• _Instructions to follow_: Pick out each line containing the string "στην" and copy it.

═════ Raw records

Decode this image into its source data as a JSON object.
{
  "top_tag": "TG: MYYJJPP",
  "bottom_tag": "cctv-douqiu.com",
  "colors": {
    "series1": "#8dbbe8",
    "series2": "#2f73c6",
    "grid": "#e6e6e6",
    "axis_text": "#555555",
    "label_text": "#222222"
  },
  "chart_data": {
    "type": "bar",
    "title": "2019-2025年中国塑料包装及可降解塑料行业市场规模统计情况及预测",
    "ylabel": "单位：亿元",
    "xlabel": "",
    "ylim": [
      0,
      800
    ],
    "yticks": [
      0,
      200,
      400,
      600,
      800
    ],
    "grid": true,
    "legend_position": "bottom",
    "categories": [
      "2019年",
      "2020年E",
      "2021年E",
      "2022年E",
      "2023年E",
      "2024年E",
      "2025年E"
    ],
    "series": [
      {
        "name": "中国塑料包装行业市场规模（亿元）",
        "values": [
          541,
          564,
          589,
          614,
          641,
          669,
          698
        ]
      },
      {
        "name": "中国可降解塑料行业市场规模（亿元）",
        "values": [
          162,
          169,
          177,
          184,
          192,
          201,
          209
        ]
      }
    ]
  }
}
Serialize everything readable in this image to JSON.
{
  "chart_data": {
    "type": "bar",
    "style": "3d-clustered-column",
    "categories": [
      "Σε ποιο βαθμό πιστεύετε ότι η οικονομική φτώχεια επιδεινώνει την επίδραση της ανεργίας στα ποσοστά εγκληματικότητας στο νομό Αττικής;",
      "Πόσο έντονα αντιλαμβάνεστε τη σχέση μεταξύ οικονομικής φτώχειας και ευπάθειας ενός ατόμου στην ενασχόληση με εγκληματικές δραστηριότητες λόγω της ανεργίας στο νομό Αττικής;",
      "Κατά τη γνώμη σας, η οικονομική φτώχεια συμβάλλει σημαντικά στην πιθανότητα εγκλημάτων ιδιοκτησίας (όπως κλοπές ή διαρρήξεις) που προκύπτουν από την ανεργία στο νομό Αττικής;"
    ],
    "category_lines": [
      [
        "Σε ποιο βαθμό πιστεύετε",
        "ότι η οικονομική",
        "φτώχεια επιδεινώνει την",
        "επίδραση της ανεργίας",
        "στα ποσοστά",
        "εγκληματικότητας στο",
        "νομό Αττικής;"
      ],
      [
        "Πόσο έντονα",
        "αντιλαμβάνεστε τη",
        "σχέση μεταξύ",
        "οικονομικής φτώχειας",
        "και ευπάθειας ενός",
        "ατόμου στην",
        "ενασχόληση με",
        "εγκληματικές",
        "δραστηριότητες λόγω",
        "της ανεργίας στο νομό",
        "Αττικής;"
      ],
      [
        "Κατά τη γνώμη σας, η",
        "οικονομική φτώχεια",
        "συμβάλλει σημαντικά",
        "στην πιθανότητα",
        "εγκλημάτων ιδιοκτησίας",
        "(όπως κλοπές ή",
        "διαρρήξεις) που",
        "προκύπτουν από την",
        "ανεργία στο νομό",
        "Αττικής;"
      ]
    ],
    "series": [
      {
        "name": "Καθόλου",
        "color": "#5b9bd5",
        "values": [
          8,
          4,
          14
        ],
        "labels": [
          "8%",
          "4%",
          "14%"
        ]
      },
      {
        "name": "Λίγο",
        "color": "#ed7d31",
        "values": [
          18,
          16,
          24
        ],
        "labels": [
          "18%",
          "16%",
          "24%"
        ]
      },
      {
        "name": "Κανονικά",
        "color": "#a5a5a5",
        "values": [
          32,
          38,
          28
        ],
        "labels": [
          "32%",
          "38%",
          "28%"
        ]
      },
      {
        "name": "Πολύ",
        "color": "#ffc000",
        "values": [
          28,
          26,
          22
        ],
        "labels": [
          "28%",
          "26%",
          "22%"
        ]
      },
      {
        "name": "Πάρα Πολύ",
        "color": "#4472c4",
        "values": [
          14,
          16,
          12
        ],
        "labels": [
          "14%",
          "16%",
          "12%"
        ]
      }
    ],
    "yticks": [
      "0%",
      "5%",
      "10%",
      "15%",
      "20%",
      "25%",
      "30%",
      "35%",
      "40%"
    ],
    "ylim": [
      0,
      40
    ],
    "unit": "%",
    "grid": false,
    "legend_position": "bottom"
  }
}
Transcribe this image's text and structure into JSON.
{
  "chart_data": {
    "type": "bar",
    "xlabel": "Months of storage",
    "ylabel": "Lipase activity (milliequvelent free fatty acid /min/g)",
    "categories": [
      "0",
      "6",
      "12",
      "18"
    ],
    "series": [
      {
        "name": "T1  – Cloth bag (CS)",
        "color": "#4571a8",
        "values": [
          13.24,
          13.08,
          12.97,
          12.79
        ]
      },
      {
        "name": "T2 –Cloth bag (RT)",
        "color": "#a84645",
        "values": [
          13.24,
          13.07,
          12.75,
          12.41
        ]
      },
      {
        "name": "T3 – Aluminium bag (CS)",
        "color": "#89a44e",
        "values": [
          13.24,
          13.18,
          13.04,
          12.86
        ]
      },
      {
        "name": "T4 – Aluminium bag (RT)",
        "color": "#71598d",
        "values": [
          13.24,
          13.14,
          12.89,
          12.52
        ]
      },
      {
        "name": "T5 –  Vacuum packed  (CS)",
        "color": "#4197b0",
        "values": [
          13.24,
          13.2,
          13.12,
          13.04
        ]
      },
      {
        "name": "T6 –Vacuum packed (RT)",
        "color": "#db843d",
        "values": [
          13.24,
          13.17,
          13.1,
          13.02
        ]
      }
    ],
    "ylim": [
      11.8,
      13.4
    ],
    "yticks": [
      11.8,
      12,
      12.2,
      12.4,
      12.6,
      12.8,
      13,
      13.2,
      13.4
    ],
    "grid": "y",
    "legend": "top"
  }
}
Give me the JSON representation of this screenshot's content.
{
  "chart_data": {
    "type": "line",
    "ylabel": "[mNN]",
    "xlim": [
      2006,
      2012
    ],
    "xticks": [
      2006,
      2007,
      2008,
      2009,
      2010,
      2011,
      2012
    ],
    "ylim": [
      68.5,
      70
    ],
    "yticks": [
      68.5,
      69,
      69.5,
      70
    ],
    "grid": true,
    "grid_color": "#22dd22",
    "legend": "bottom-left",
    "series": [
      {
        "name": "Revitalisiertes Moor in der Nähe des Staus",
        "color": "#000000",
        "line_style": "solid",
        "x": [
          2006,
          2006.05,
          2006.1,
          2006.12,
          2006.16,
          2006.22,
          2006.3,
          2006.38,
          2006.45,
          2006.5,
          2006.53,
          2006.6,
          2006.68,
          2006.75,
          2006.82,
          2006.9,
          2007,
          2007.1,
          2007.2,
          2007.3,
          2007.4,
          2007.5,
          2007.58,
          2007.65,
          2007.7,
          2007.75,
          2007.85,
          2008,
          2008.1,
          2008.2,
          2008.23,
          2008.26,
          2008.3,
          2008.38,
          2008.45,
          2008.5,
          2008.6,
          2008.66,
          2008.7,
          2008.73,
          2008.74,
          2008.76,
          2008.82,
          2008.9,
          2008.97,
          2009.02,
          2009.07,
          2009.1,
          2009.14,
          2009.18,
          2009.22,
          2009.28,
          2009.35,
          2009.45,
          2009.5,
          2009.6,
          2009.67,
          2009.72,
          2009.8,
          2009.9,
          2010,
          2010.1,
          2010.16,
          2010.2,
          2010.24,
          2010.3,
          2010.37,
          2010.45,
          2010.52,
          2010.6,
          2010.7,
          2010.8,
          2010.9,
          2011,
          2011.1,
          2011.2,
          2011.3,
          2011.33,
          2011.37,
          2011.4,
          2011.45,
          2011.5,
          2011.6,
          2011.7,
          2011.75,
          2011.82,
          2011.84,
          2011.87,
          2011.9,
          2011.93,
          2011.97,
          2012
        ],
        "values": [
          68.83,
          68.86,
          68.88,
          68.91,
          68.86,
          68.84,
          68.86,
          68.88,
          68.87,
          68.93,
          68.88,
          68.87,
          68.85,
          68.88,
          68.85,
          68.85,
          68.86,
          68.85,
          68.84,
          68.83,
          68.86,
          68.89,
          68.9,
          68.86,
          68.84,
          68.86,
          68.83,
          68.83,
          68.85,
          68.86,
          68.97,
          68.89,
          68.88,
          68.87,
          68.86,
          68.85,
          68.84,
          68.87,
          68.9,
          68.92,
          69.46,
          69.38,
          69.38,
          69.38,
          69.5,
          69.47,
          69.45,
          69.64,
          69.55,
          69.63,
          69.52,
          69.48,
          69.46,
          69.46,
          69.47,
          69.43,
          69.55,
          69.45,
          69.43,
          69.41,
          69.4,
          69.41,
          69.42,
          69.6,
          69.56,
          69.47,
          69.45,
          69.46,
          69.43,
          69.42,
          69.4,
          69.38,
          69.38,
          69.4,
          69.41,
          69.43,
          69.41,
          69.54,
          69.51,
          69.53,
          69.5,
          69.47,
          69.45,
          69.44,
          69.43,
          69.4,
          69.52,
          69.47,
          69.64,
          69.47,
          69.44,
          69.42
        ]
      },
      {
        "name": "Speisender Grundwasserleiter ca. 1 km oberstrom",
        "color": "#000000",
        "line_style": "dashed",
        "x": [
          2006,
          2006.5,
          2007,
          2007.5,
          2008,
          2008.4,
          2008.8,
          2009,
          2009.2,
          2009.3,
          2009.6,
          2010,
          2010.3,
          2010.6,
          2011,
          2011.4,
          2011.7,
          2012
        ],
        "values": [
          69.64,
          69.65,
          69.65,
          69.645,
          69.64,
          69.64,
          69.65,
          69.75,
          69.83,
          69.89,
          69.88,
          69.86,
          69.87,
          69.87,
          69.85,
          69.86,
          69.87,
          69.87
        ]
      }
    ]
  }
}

══════════

• _Expected answer_:
      "Πόσο έντονα αντιλαμβάνεστε τη σχέση μεταξύ οικονομικής φτώχειας και ευπάθειας ενός ατόμου στην ενασχόληση με εγκληματικές δραστηριότητες λόγω της ανεργίας στο νομό Αττικής;",
      "Κατά τη γνώμη σας, η οικονομική φτώχεια συμβάλλει σημαντικά στην πιθανότητα εγκλημάτων ιδιοκτησίας (όπως κλοπές ή διαρρήξεις) που προκύπτουν από την ανεργία στο νομό Αττικής;"
        "ατόμου στην",
        "στην πιθανότητα",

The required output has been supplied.